Start of Provided data

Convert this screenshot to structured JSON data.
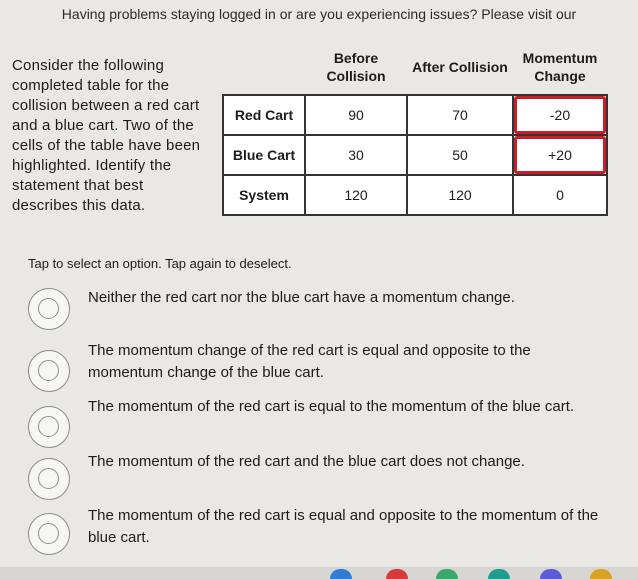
{
  "banner": "Having problems staying logged in or are you experiencing issues? Please visit our",
  "question": "Consider the following completed table for the collision between a red cart and a blue cart. Two of the cells of the table have been highlighted. Identify the statement that best describes this data.",
  "table": {
    "headers": [
      "",
      "Before Collision",
      "After Collision",
      "Momentum Change"
    ],
    "rows": [
      {
        "label": "Red Cart",
        "cells": [
          "90",
          "70",
          "-20"
        ]
      },
      {
        "label": "Blue Cart",
        "cells": [
          "30",
          "50",
          "+20"
        ]
      },
      {
        "label": "System",
        "cells": [
          "120",
          "120",
          "0"
        ]
      }
    ],
    "highlight_color": "#c81e2a"
  },
  "instruction": "Tap to select an option. Tap again to deselect.",
  "options": [
    "Neither the red cart nor the blue cart have a momentum change.",
    "The momentum change of the red cart is equal and opposite to the momentum change of the blue cart.",
    "The momentum of the red cart is equal to the momentum of the blue cart.",
    "The momentum of the red cart and the blue cart does not change.",
    "The momentum of the red cart is equal and opposite to the momentum of the blue cart."
  ],
  "taskbar_colors": [
    "#2f7bd6",
    "#d63b3b",
    "#3aa76d",
    "#1f9c8e",
    "#5b5bd6",
    "#d9a126"
  ]
}
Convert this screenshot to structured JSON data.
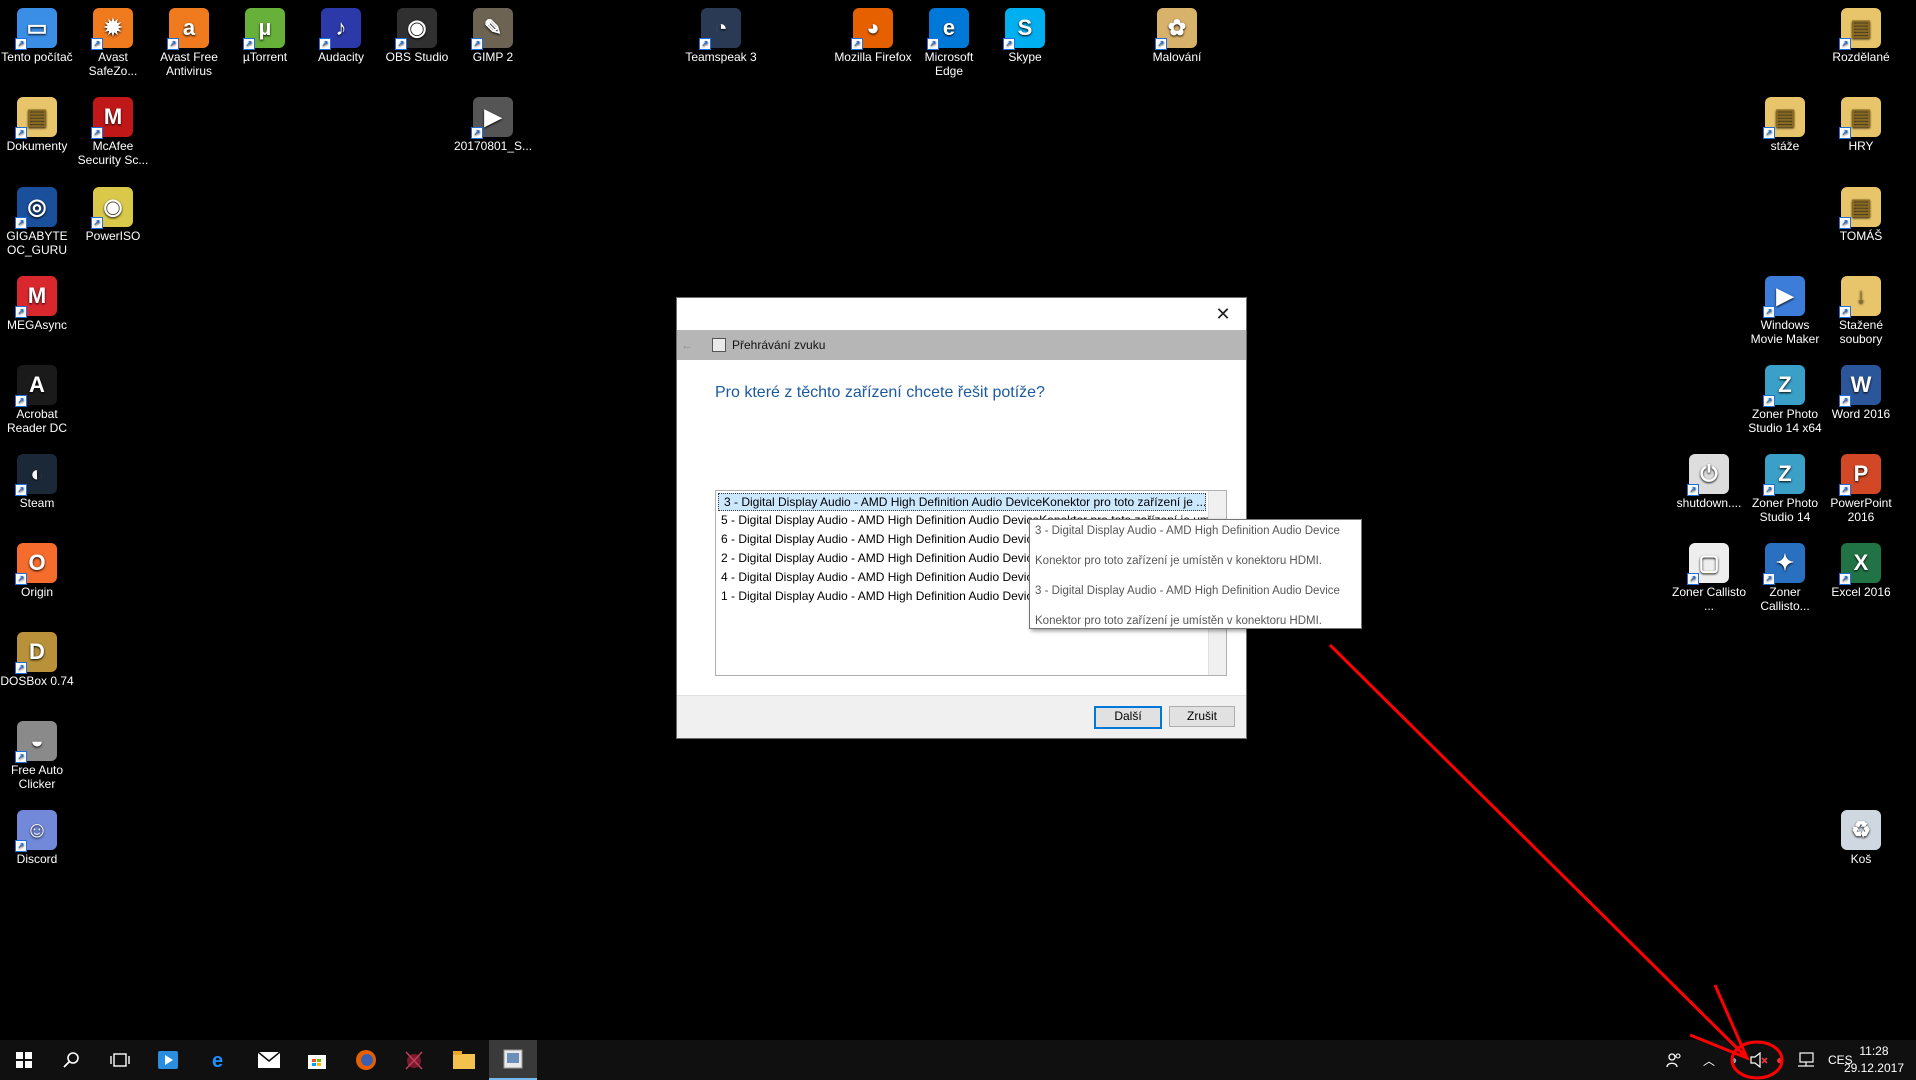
{
  "desktop": {
    "icons": [
      {
        "label": "Tento počítač",
        "icon": "computer-icon",
        "color": "#3a8ee6"
      },
      {
        "label": "Avast SafeZo...",
        "icon": "avast-safezone-icon",
        "color": "#f07b1f"
      },
      {
        "label": "Avast Free Antivirus",
        "icon": "avast-icon",
        "color": "#f07b1f"
      },
      {
        "label": "µTorrent",
        "icon": "utorrent-icon",
        "color": "#67b13a"
      },
      {
        "label": "Audacity",
        "icon": "audacity-icon",
        "color": "#2b3aa8"
      },
      {
        "label": "OBS Studio",
        "icon": "obs-icon",
        "color": "#303030"
      },
      {
        "label": "GIMP 2",
        "icon": "gimp-icon",
        "color": "#6d6353"
      },
      {
        "label": "Dokumenty",
        "icon": "folder-icon",
        "color": "#e8c56b"
      },
      {
        "label": "McAfee Security Sc...",
        "icon": "mcafee-icon",
        "color": "#c01818"
      },
      {
        "label": "20170801_S...",
        "icon": "video-file-icon",
        "color": "#555555"
      },
      {
        "label": "GIGABYTE OC_GURU",
        "icon": "gigabyte-icon",
        "color": "#1a4f9c"
      },
      {
        "label": "PowerISO",
        "icon": "poweriso-icon",
        "color": "#d9c84a"
      },
      {
        "label": "MEGAsync",
        "icon": "mega-icon",
        "color": "#d9272e"
      },
      {
        "label": "Acrobat Reader DC",
        "icon": "acrobat-icon",
        "color": "#1a1a1a"
      },
      {
        "label": "Steam",
        "icon": "steam-icon",
        "color": "#1b2838"
      },
      {
        "label": "Origin",
        "icon": "origin-icon",
        "color": "#f56c2d"
      },
      {
        "label": "DOSBox 0.74",
        "icon": "dosbox-icon",
        "color": "#b8913a"
      },
      {
        "label": "Free Auto Clicker",
        "icon": "mouse-icon",
        "color": "#8a8a8a"
      },
      {
        "label": "Discord",
        "icon": "discord-icon",
        "color": "#7289da"
      },
      {
        "label": "Teamspeak 3",
        "icon": "teamspeak-icon",
        "color": "#2a3a55"
      },
      {
        "label": "Mozilla Firefox",
        "icon": "firefox-icon",
        "color": "#e66000"
      },
      {
        "label": "Microsoft Edge",
        "icon": "edge-icon",
        "color": "#0078d7"
      },
      {
        "label": "Skype",
        "icon": "skype-icon",
        "color": "#00aff0"
      },
      {
        "label": "Malování",
        "icon": "paint-icon",
        "color": "#d8b26a"
      },
      {
        "label": "Rozdělané",
        "icon": "folder-icon",
        "color": "#e8c56b"
      },
      {
        "label": "stáže",
        "icon": "folder-icon",
        "color": "#e8c56b"
      },
      {
        "label": "HRY",
        "icon": "folder-icon",
        "color": "#e8c56b"
      },
      {
        "label": "TOMÁŠ",
        "icon": "folder-icon",
        "color": "#e8c56b"
      },
      {
        "label": "Windows Movie Maker",
        "icon": "movie-maker-icon",
        "color": "#3b7dd8"
      },
      {
        "label": "Stažené soubory",
        "icon": "downloads-folder-icon",
        "color": "#e8c56b"
      },
      {
        "label": "Zoner Photo Studio 14 x64",
        "icon": "zoner-icon",
        "color": "#3aa0c8"
      },
      {
        "label": "Word 2016",
        "icon": "word-icon",
        "color": "#2b579a"
      },
      {
        "label": "shutdown....",
        "icon": "shutdown-icon",
        "color": "#dddddd"
      },
      {
        "label": "Zoner Photo Studio 14",
        "icon": "zoner-icon",
        "color": "#3aa0c8"
      },
      {
        "label": "PowerPoint 2016",
        "icon": "powerpoint-icon",
        "color": "#d24726"
      },
      {
        "label": "Zoner Callisto ...",
        "icon": "callisto-icon",
        "color": "#eeeeee"
      },
      {
        "label": "Zoner Callisto...",
        "icon": "callisto-parrot-icon",
        "color": "#2a70c0"
      },
      {
        "label": "Excel 2016",
        "icon": "excel-icon",
        "color": "#217346"
      },
      {
        "label": "Koš",
        "icon": "recycle-bin-icon",
        "color": "#cfd8e0"
      }
    ]
  },
  "dialog": {
    "app_title": "Přehrávání zvuku",
    "heading": "Pro které z těchto zařízení chcete řešit potíže?",
    "devices": [
      "3 - Digital Display Audio - AMD High Definition Audio DeviceKonektor pro toto zařízení je ...",
      "5 - Digital Display Audio - AMD High Definition Audio DeviceKonektor pro toto zařízení je umístěn v konektoru HDMI.",
      "6 - Digital Display Audio - AMD High Definition Audio Device",
      "2 - Digital Display Audio - AMD High Definition Audio Device",
      "4 - Digital Display Audio - AMD High Definition Audio Device",
      "1 - Digital Display Audio - AMD High Definition Audio Device"
    ],
    "next_label": "Další",
    "cancel_label": "Zrušit"
  },
  "tooltip": {
    "lines": [
      "3 - Digital Display Audio - AMD High Definition Audio Device",
      "Konektor pro toto zařízení je umístěn v konektoru HDMI.",
      "3 - Digital Display Audio - AMD High Definition Audio Device",
      "Konektor pro toto zařízení je umístěn v konektoru HDMI."
    ]
  },
  "taskbar": {
    "buttons": [
      "start-icon",
      "search-icon",
      "task-view-icon",
      "media-player-icon",
      "edge-icon",
      "mail-icon",
      "store-icon",
      "firefox-icon",
      "game-icon",
      "file-explorer-icon",
      "troubleshooter-icon"
    ],
    "language": "CES",
    "time": "11:28",
    "date": "29.12.2017"
  },
  "colors": {
    "accent": "#0078d7",
    "annotation": "#ff0000",
    "heading": "#1c5aa0"
  }
}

End of Provided data

Once the pictures are removed, set down what remains of the entries above exactly.

The answer:
Convert this screenshot to structured JSON data.
{
  "banner": "Having problems staying logged in or are you experiencing issues? Please visit our",
  "question": "Consider the following completed table for the collision between a red cart and a blue cart. Two of the cells of the table have been highlighted. Identify the statement that best describes this data.",
  "table": {
    "headers": [
      "",
      "Before Collision",
      "After Collision",
      "Momentum Change"
    ],
    "rows": [
      {
        "label": "Red Cart",
        "cells": [
          "90",
          "70",
          "-20"
        ]
      },
      {
        "label": "Blue Cart",
        "cells": [
          "30",
          "50",
          "+20"
        ]
      },
      {
        "label": "System",
        "cells": [
          "120",
          "120",
          "0"
        ]
      }
    ],
    "highlight_color": "#c81e2a"
  },
  "instruction": "Tap to select an option. Tap again to deselect.",
  "options": [
    "Neither the red cart nor the blue cart have a momentum change.",
    "The momentum change of the red cart is equal and opposite to the momentum change of the blue cart.",
    "The momentum of the red cart is equal to the momentum of the blue cart.",
    "The momentum of the red cart and the blue cart does not change.",
    "The momentum of the red cart is equal and opposite to the momentum of the blue cart."
  ],
  "taskbar_colors": [
    "#2f7bd6",
    "#d63b3b",
    "#3aa76d",
    "#1f9c8e",
    "#5b5bd6",
    "#d9a126"
  ]
}
Convert this screenshot to structured JSON data.
{
  "desktop": {
    "icons": [
      {
        "label": "Tento počítač",
        "icon": "computer-icon",
        "color": "#3a8ee6"
      },
      {
        "label": "Avast SafeZo...",
        "icon": "avast-safezone-icon",
        "color": "#f07b1f"
      },
      {
        "label": "Avast Free Antivirus",
        "icon": "avast-icon",
        "color": "#f07b1f"
      },
      {
        "label": "µTorrent",
        "icon": "utorrent-icon",
        "color": "#67b13a"
      },
      {
        "label": "Audacity",
        "icon": "audacity-icon",
        "color": "#2b3aa8"
      },
      {
        "label": "OBS Studio",
        "icon": "obs-icon",
        "color": "#303030"
      },
      {
        "label": "GIMP 2",
        "icon": "gimp-icon",
        "color": "#6d6353"
      },
      {
        "label": "Dokumenty",
        "icon": "folder-icon",
        "color": "#e8c56b"
      },
      {
        "label": "McAfee Security Sc...",
        "icon": "mcafee-icon",
        "color": "#c01818"
      },
      {
        "label": "20170801_S...",
        "icon": "video-file-icon",
        "color": "#555555"
      },
      {
        "label": "GIGABYTE OC_GURU",
        "icon": "gigabyte-icon",
        "color": "#1a4f9c"
      },
      {
        "label": "PowerISO",
        "icon": "poweriso-icon",
        "color": "#d9c84a"
      },
      {
        "label": "MEGAsync",
        "icon": "mega-icon",
        "color": "#d9272e"
      },
      {
        "label": "Acrobat Reader DC",
        "icon": "acrobat-icon",
        "color": "#1a1a1a"
      },
      {
        "label": "Steam",
        "icon": "steam-icon",
        "color": "#1b2838"
      },
      {
        "label": "Origin",
        "icon": "origin-icon",
        "color": "#f56c2d"
      },
      {
        "label": "DOSBox 0.74",
        "icon": "dosbox-icon",
        "color": "#b8913a"
      },
      {
        "label": "Free Auto Clicker",
        "icon": "mouse-icon",
        "color": "#8a8a8a"
      },
      {
        "label": "Discord",
        "icon": "discord-icon",
        "color": "#7289da"
      },
      {
        "label": "Teamspeak 3",
        "icon": "teamspeak-icon",
        "color": "#2a3a55"
      },
      {
        "label": "Mozilla Firefox",
        "icon": "firefox-icon",
        "color": "#e66000"
      },
      {
        "label": "Microsoft Edge",
        "icon": "edge-icon",
        "color": "#0078d7"
      },
      {
        "label": "Skype",
        "icon": "skype-icon",
        "color": "#00aff0"
      },
      {
        "label": "Malování",
        "icon": "paint-icon",
        "color": "#d8b26a"
      },
      {
        "label": "Rozdělané",
        "icon": "folder-icon",
        "color": "#e8c56b"
      },
      {
        "label": "stáže",
        "icon": "folder-icon",
        "color": "#e8c56b"
      },
      {
        "label": "HRY",
        "icon": "folder-icon",
        "color": "#e8c56b"
      },
      {
        "label": "TOMÁŠ",
        "icon": "folder-icon",
        "color": "#e8c56b"
      },
      {
        "label": "Windows Movie Maker",
        "icon": "movie-maker-icon",
        "color": "#3b7dd8"
      },
      {
        "label": "Stažené soubory",
        "icon": "downloads-folder-icon",
        "color": "#e8c56b"
      },
      {
        "label": "Zoner Photo Studio 14 x64",
        "icon": "zoner-icon",
        "color": "#3aa0c8"
      },
      {
        "label": "Word 2016",
        "icon": "word-icon",
        "color": "#2b579a"
      },
      {
        "label": "shutdown....",
        "icon": "shutdown-icon",
        "color": "#dddddd"
      },
      {
        "label": "Zoner Photo Studio 14",
        "icon": "zoner-icon",
        "color": "#3aa0c8"
      },
      {
        "label": "PowerPoint 2016",
        "icon": "powerpoint-icon",
        "color": "#d24726"
      },
      {
        "label": "Zoner Callisto ...",
        "icon": "callisto-icon",
        "color": "#eeeeee"
      },
      {
        "label": "Zoner Callisto...",
        "icon": "callisto-parrot-icon",
        "color": "#2a70c0"
      },
      {
        "label": "Excel 2016",
        "icon": "excel-icon",
        "color": "#217346"
      },
      {
        "label": "Koš",
        "icon": "recycle-bin-icon",
        "color": "#cfd8e0"
      }
    ]
  },
  "dialog": {
    "app_title": "Přehrávání zvuku",
    "heading": "Pro které z těchto zařízení chcete řešit potíže?",
    "devices": [
      "3 - Digital Display Audio - AMD High Definition Audio DeviceKonektor pro toto zařízení je ...",
      "5 - Digital Display Audio - AMD High Definition Audio DeviceKonektor pro toto zařízení je umístěn v konektoru HDMI.",
      "6 - Digital Display Audio - AMD High Definition Audio Device",
      "2 - Digital Display Audio - AMD High Definition Audio Device",
      "4 - Digital Display Audio - AMD High Definition Audio Device",
      "1 - Digital Display Audio - AMD High Definition Audio Device"
    ],
    "next_label": "Další",
    "cancel_label": "Zrušit"
  },
  "tooltip": {
    "lines": [
      "3 - Digital Display Audio - AMD High Definition Audio Device",
      "Konektor pro toto zařízení je umístěn v konektoru HDMI.",
      "3 - Digital Display Audio - AMD High Definition Audio Device",
      "Konektor pro toto zařízení je umístěn v konektoru HDMI."
    ]
  },
  "taskbar": {
    "buttons": [
      "start-icon",
      "search-icon",
      "task-view-icon",
      "media-player-icon",
      "edge-icon",
      "mail-icon",
      "store-icon",
      "firefox-icon",
      "game-icon",
      "file-explorer-icon",
      "troubleshooter-icon"
    ],
    "language": "CES",
    "time": "11:28",
    "date": "29.12.2017"
  },
  "colors": {
    "accent": "#0078d7",
    "annotation": "#ff0000",
    "heading": "#1c5aa0"
  }
}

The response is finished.